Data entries
<<<<
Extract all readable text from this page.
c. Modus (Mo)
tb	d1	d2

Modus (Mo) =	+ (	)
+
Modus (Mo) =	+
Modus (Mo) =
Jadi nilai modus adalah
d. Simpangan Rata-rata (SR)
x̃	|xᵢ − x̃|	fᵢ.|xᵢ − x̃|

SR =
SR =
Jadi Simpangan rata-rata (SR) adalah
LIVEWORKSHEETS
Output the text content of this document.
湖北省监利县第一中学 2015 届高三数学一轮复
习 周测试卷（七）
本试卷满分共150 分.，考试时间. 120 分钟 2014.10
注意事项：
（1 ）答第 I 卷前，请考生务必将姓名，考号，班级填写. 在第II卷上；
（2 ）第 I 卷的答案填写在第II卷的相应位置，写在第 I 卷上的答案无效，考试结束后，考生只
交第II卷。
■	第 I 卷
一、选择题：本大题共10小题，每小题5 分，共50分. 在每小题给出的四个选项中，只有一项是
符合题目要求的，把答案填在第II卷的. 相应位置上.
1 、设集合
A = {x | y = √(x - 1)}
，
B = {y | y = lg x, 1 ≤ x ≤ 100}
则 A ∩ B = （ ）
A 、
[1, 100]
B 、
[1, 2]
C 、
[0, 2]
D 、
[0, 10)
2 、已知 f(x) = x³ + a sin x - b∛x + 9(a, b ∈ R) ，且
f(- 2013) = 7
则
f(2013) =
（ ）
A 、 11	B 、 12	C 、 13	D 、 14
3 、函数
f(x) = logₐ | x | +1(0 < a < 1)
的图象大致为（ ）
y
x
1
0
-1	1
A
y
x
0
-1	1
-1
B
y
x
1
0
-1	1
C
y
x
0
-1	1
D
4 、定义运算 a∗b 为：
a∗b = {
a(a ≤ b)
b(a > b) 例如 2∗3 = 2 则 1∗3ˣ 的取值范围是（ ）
>>>>
All of the entries above need to be reproduced exactly.

Extract all readable text from this page.
c. Modus (Mo)
tb	d1	d2

Modus (Mo) =	+ (	)
+
Modus (Mo) =	+
Modus (Mo) =
Jadi nilai modus adalah
d. Simpangan Rata-rata (SR)
x̃	|xᵢ − x̃|	fᵢ.|xᵢ − x̃|

SR =
SR =
Jadi Simpangan rata-rata (SR) adalah
LIVEWORKSHEETS
Output the text content of this document.
湖北省监利县第一中学 2015 届高三数学一轮复
习 周测试卷（七）
本试卷满分共150 分.，考试时间. 120 分钟 2014.10
注意事项：
（1 ）答第 I 卷前，请考生务必将姓名，考号，班级填写. 在第II卷上；
（2 ）第 I 卷的答案填写在第II卷的相应位置，写在第 I 卷上的答案无效，考试结束后，考生只
交第II卷。
■	第 I 卷
一、选择题：本大题共10小题，每小题5 分，共50分. 在每小题给出的四个选项中，只有一项是
符合题目要求的，把答案填在第II卷的. 相应位置上.
1 、设集合
A = {x | y = √(x - 1)}
，
B = {y | y = lg x, 1 ≤ x ≤ 100}
则 A ∩ B = （ ）
A 、
[1, 100]
B 、
[1, 2]
C 、
[0, 2]
D 、
[0, 10)
2 、已知 f(x) = x³ + a sin x - b∛x + 9(a, b ∈ R) ，且
f(- 2013) = 7
则
f(2013) =
（ ）
A 、 11	B 、 12	C 、 13	D 、 14
3 、函数
f(x) = logₐ | x | +1(0 < a < 1)
的图象大致为（ ）
y
x
1
0
-1	1
A
y
x
0
-1	1
-1
B
y
x
1
0
-1	1
C
y
x
0
-1	1
D
4 、定义运算 a∗b 为：
a∗b = {
a(a ≤ b)
b(a > b) 例如 2∗3 = 2 则 1∗3ˣ 的取值范围是（ ）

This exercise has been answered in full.